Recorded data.

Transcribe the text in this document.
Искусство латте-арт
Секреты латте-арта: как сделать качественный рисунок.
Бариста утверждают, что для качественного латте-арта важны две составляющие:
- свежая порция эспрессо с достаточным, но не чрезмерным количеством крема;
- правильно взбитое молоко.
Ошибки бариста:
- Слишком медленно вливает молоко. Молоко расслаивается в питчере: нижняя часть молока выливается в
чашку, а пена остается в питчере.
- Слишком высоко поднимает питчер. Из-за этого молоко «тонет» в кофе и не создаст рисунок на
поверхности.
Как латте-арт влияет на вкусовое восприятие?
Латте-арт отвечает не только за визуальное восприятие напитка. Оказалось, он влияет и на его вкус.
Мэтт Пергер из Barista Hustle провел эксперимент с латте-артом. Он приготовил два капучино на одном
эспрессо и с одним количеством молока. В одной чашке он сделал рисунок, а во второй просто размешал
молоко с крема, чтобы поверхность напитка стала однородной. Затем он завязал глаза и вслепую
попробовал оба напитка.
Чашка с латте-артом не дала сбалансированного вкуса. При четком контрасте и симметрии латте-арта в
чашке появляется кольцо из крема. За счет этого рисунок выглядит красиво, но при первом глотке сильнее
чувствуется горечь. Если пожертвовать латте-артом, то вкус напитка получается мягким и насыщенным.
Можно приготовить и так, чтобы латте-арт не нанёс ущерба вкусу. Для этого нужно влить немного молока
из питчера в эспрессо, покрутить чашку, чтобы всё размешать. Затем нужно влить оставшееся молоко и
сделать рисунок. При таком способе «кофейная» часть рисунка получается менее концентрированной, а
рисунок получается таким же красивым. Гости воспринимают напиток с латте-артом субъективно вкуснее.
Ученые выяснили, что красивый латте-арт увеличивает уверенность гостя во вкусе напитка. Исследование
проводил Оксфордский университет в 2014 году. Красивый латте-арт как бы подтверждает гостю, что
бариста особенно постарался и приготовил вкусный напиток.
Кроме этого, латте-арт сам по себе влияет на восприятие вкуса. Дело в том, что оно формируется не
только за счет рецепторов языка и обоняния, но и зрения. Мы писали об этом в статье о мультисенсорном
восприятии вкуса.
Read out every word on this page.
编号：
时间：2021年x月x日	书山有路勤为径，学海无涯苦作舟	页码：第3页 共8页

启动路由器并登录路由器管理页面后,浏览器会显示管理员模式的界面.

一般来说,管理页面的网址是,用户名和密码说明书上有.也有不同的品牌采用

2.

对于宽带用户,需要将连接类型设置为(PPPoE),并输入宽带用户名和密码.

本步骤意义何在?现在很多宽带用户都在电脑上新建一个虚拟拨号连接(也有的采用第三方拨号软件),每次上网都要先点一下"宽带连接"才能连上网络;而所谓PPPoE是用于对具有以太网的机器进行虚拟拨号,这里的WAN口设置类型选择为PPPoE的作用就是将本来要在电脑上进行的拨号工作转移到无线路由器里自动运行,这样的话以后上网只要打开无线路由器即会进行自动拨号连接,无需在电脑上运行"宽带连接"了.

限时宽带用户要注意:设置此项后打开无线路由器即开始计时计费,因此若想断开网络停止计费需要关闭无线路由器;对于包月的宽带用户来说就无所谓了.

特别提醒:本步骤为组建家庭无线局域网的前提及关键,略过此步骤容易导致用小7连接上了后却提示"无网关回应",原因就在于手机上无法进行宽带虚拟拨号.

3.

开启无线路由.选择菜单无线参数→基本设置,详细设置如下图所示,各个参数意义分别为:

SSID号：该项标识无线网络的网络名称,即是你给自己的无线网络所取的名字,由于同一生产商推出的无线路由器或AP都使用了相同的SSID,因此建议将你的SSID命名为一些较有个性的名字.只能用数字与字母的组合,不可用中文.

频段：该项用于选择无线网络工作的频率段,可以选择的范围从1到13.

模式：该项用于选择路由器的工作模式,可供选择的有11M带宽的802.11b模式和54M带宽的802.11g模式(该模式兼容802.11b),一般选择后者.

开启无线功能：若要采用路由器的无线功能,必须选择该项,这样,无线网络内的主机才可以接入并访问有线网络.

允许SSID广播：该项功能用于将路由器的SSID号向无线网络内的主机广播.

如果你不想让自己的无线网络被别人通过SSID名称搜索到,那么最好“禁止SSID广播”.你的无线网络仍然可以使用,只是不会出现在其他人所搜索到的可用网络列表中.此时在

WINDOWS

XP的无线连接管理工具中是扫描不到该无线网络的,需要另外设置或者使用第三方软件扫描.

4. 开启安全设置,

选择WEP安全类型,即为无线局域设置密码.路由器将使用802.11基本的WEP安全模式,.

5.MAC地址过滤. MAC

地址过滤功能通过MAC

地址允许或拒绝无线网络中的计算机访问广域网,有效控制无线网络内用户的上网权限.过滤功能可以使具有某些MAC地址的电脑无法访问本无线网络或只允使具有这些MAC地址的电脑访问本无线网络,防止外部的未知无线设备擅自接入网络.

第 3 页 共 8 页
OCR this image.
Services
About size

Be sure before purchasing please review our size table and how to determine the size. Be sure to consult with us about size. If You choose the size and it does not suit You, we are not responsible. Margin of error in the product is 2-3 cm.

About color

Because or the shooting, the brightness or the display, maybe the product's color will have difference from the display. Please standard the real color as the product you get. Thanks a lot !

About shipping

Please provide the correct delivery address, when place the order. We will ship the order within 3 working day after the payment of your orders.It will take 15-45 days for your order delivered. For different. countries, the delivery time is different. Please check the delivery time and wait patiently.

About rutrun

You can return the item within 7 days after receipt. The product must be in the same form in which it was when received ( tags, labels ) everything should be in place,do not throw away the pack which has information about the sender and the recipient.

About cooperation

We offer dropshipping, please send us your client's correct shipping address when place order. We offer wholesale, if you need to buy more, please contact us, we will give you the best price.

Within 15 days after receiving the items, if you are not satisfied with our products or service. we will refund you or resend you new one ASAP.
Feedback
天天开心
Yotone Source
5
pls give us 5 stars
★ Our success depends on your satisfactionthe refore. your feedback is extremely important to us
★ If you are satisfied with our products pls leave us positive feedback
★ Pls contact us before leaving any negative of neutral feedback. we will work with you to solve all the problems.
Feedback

Given problem. Write out the listing once more, matching it exactly.

Exercise result.
Transcribe the text in this document.
Искусство латте-арт
Секреты латте-арта: как сделать качественный рисунок.
Бариста утверждают, что для качественного латте-арта важны две составляющие:
- свежая порция эспрессо с достаточным, но не чрезмерным количеством крема;
- правильно взбитое молоко.
Ошибки бариста:
- Слишком медленно вливает молоко. Молоко расслаивается в питчере: нижняя часть молока выливается в
чашку, а пена остается в питчере.
- Слишком высоко поднимает питчер. Из-за этого молоко «тонет» в кофе и не создаст рисунок на
поверхности.
Как латте-арт влияет на вкусовое восприятие?
Латте-арт отвечает не только за визуальное восприятие напитка. Оказалось, он влияет и на его вкус.
Мэтт Пергер из Barista Hustle провел эксперимент с латте-артом. Он приготовил два капучино на одном
эспрессо и с одним количеством молока. В одной чашке он сделал рисунок, а во второй просто размешал
молоко с крема, чтобы поверхность напитка стала однородной. Затем он завязал глаза и вслепую
попробовал оба напитка.
Чашка с латте-артом не дала сбалансированного вкуса. При четком контрасте и симметрии латте-арта в
чашке появляется кольцо из крема. За счет этого рисунок выглядит красиво, но при первом глотке сильнее
чувствуется горечь. Если пожертвовать латте-артом, то вкус напитка получается мягким и насыщенным.
Можно приготовить и так, чтобы латте-арт не нанёс ущерба вкусу. Для этого нужно влить немного молока
из питчера в эспрессо, покрутить чашку, чтобы всё размешать. Затем нужно влить оставшееся молоко и
сделать рисунок. При таком способе «кофейная» часть рисунка получается менее концентрированной, а
рисунок получается таким же красивым. Гости воспринимают напиток с латте-артом субъективно вкуснее.
Ученые выяснили, что красивый латте-арт увеличивает уверенность гостя во вкусе напитка. Исследование
проводил Оксфордский университет в 2014 году. Красивый латте-арт как бы подтверждает гостю, что
бариста особенно постарался и приготовил вкусный напиток.
Кроме этого, латте-арт сам по себе влияет на восприятие вкуса. Дело в том, что оно формируется не
только за счет рецепторов языка и обоняния, но и зрения. Мы писали об этом в статье о мультисенсорном
восприятии вкуса.
Read out every word on this page.
编号：
时间：2021年x月x日	书山有路勤为径，学海无涯苦作舟	页码：第3页 共8页

启动路由器并登录路由器管理页面后,浏览器会显示管理员模式的界面.

一般来说,管理页面的网址是,用户名和密码说明书上有.也有不同的品牌采用

2.

对于宽带用户,需要将连接类型设置为(PPPoE),并输入宽带用户名和密码.

本步骤意义何在?现在很多宽带用户都在电脑上新建一个虚拟拨号连接(也有的采用第三方拨号软件),每次上网都要先点一下"宽带连接"才能连上网络;而所谓PPPoE是用于对具有以太网的机器进行虚拟拨号,这里的WAN口设置类型选择为PPPoE的作用就是将本来要在电脑上进行的拨号工作转移到无线路由器里自动运行,这样的话以后上网只要打开无线路由器即会进行自动拨号连接,无需在电脑上运行"宽带连接"了.

限时宽带用户要注意:设置此项后打开无线路由器即开始计时计费,因此若想断开网络停止计费需要关闭无线路由器;对于包月的宽带用户来说就无所谓了.

特别提醒:本步骤为组建家庭无线局域网的前提及关键,略过此步骤容易导致用小7连接上了后却提示"无网关回应",原因就在于手机上无法进行宽带虚拟拨号.

3.

开启无线路由.选择菜单无线参数→基本设置,详细设置如下图所示,各个参数意义分别为:

SSID号：该项标识无线网络的网络名称,即是你给自己的无线网络所取的名字,由于同一生产商推出的无线路由器或AP都使用了相同的SSID,因此建议将你的SSID命名为一些较有个性的名字.只能用数字与字母的组合,不可用中文.

频段：该项用于选择无线网络工作的频率段,可以选择的范围从1到13.

模式：该项用于选择路由器的工作模式,可供选择的有11M带宽的802.11b模式和54M带宽的802.11g模式(该模式兼容802.11b),一般选择后者.

开启无线功能：若要采用路由器的无线功能,必须选择该项,这样,无线网络内的主机才可以接入并访问有线网络.

允许SSID广播：该项功能用于将路由器的SSID号向无线网络内的主机广播.

如果你不想让自己的无线网络被别人通过SSID名称搜索到,那么最好“禁止SSID广播”.你的无线网络仍然可以使用,只是不会出现在其他人所搜索到的可用网络列表中.此时在

WINDOWS

XP的无线连接管理工具中是扫描不到该无线网络的,需要另外设置或者使用第三方软件扫描.

4. 开启安全设置,

选择WEP安全类型,即为无线局域设置密码.路由器将使用802.11基本的WEP安全模式,.

5.MAC地址过滤. MAC

地址过滤功能通过MAC

地址允许或拒绝无线网络中的计算机访问广域网,有效控制无线网络内用户的上网权限.过滤功能可以使具有某些MAC地址的电脑无法访问本无线网络或只允使具有这些MAC地址的电脑访问本无线网络,防止外部的未知无线设备擅自接入网络.

第 3 页 共 8 页
OCR this image.
Services
About size

Be sure before purchasing please review our size table and how to determine the size. Be sure to consult with us about size. If You choose the size and it does not suit You, we are not responsible. Margin of error in the product is 2-3 cm.

About color

Because or the shooting, the brightness or the display, maybe the product's color will have difference from the display. Please standard the real color as the product you get. Thanks a lot !

About shipping

Please provide the correct delivery address, when place the order. We will ship the order within 3 working day after the payment of your orders.It will take 15-45 days for your order delivered. For different. countries, the delivery time is different. Please check the delivery time and wait patiently.

About rutrun

You can return the item within 7 days after receipt. The product must be in the same form in which it was when received ( tags, labels ) everything should be in place,do not throw away the pack which has information about the sender and the recipient.

About cooperation

We offer dropshipping, please send us your client's correct shipping address when place order. We offer wholesale, if you need to buy more, please contact us, we will give you the best price.

Within 15 days after receiving the items, if you are not satisfied with our products or service. we will refund you or resend you new one ASAP.
Feedback
天天开心
Yotone Source
5
pls give us 5 stars
★ Our success depends on your satisfactionthe refore. your feedback is extremely important to us
★ If you are satisfied with our products pls leave us positive feedback
★ Pls contact us before leaving any negative of neutral feedback. we will work with you to solve all the problems.
Feedback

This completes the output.